— Start of Material provided —
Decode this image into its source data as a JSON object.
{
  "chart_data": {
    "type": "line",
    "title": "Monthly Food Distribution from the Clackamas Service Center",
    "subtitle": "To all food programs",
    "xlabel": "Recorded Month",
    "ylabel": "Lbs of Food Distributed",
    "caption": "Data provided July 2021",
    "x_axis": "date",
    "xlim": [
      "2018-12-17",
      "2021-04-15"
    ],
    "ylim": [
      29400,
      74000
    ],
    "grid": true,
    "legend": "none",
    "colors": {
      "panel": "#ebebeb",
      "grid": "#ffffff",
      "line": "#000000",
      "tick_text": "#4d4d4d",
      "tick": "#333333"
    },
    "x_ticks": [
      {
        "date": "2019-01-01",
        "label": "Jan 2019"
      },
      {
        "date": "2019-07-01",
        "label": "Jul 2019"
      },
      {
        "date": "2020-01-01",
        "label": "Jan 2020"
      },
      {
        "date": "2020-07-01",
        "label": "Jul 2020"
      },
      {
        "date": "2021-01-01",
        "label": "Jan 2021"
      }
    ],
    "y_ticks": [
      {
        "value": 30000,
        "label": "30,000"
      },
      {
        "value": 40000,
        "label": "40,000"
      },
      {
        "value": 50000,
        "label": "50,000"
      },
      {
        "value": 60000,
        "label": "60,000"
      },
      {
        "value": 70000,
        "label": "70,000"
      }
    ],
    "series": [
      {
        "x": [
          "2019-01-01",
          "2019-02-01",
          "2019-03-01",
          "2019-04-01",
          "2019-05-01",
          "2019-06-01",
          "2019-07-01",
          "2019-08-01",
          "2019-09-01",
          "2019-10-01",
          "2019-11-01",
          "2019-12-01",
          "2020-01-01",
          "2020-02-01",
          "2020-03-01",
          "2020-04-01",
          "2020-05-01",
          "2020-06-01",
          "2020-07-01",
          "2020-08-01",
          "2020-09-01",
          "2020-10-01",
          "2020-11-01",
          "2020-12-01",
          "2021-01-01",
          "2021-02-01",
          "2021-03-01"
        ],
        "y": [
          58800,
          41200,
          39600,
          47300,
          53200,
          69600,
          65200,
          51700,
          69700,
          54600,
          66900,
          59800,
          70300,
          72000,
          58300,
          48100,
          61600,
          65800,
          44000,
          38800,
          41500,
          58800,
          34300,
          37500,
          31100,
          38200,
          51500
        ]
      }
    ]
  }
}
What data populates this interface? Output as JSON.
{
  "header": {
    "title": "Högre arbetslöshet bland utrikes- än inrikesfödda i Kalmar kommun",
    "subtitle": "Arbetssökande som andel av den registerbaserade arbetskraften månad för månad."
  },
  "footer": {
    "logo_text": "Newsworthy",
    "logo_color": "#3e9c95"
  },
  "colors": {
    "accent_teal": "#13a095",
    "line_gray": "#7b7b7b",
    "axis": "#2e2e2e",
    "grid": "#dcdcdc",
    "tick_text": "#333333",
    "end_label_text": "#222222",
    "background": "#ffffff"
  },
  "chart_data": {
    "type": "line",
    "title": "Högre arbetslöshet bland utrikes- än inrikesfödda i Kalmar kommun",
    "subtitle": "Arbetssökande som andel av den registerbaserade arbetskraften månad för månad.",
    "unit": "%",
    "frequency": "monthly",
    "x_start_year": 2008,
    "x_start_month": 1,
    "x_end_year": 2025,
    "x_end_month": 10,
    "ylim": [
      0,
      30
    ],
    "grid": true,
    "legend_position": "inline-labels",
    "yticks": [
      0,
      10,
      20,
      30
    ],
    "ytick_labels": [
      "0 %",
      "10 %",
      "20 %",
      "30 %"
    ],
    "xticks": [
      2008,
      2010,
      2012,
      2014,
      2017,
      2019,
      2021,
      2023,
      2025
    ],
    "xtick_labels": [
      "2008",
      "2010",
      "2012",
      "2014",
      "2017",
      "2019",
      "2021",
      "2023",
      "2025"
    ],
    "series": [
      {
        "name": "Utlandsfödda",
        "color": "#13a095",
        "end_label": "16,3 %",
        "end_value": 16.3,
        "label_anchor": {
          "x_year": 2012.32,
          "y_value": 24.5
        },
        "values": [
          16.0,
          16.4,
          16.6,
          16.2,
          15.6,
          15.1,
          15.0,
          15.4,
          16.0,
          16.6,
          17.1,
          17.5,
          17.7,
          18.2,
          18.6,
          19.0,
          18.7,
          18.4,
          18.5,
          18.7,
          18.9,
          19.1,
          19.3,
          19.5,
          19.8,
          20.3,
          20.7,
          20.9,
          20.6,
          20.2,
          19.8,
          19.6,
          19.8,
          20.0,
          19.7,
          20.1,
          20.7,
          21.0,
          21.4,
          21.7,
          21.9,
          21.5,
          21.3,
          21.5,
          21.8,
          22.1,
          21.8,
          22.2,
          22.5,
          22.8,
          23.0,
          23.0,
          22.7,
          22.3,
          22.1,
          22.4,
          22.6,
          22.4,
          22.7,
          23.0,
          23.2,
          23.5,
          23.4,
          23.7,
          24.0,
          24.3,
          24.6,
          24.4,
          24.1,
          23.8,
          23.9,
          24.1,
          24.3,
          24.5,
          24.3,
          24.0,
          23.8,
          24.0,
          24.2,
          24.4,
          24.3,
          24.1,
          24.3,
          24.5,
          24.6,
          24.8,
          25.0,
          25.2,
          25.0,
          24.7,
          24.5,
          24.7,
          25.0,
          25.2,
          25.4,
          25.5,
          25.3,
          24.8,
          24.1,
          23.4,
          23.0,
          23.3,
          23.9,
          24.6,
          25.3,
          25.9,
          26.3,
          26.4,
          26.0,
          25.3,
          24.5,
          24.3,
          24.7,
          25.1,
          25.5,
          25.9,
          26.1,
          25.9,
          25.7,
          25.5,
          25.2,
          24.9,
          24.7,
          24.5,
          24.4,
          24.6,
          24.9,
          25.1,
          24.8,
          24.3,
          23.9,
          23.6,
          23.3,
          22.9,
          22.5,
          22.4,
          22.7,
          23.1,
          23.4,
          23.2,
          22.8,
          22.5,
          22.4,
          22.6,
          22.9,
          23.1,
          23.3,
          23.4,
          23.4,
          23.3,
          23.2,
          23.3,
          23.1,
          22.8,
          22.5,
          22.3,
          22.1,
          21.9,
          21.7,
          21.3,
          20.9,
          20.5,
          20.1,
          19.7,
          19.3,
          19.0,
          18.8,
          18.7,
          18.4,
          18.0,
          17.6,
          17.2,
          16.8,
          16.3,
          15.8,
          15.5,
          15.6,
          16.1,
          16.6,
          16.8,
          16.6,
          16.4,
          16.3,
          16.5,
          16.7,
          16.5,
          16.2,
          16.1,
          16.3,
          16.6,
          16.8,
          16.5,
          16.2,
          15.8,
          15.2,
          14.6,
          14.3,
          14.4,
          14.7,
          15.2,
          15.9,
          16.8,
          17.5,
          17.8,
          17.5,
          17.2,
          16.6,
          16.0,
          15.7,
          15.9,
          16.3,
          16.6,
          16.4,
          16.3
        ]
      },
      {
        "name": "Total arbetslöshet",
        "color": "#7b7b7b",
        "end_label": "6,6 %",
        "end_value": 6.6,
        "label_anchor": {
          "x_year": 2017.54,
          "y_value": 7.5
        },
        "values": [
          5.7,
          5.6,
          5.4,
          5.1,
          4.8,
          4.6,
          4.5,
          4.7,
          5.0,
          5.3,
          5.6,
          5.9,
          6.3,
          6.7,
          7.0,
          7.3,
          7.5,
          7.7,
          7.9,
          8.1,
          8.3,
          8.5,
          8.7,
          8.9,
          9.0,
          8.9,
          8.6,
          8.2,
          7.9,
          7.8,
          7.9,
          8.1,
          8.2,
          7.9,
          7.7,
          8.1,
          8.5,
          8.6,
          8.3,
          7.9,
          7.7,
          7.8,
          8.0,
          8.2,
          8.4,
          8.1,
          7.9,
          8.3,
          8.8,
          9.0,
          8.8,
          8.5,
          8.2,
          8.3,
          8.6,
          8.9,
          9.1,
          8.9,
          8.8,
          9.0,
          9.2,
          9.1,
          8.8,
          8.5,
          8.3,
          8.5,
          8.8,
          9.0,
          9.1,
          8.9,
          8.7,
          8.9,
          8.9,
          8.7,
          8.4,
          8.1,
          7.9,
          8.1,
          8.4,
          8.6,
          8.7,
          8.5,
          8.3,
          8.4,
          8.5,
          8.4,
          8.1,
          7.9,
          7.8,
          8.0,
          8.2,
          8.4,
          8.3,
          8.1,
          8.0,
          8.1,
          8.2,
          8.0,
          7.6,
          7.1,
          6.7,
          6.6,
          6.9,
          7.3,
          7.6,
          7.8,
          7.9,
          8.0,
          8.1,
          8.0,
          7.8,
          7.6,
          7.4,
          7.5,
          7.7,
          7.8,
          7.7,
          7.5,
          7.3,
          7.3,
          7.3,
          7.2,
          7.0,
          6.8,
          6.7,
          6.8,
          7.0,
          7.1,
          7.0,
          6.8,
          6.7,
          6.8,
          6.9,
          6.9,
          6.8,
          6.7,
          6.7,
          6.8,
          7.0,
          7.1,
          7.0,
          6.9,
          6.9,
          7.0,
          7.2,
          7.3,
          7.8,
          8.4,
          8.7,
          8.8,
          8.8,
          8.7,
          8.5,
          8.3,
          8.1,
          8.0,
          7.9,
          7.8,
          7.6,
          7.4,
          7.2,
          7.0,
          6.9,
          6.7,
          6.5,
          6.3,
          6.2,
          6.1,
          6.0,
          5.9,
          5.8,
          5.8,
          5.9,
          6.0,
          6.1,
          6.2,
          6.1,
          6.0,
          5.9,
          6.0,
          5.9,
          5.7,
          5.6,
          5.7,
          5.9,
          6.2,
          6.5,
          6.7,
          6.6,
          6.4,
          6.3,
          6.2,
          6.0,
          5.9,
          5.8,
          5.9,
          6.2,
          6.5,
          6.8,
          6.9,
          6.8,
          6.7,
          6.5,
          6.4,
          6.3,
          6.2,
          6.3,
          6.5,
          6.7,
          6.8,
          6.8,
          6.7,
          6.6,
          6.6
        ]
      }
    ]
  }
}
— End of Material provided —
* _Request_: Search the lines above for the string "JSON", then show every one that has it.

* _Final result_:
Decode this image into its source data as a JSON object.
What data populates this interface? Output as JSON.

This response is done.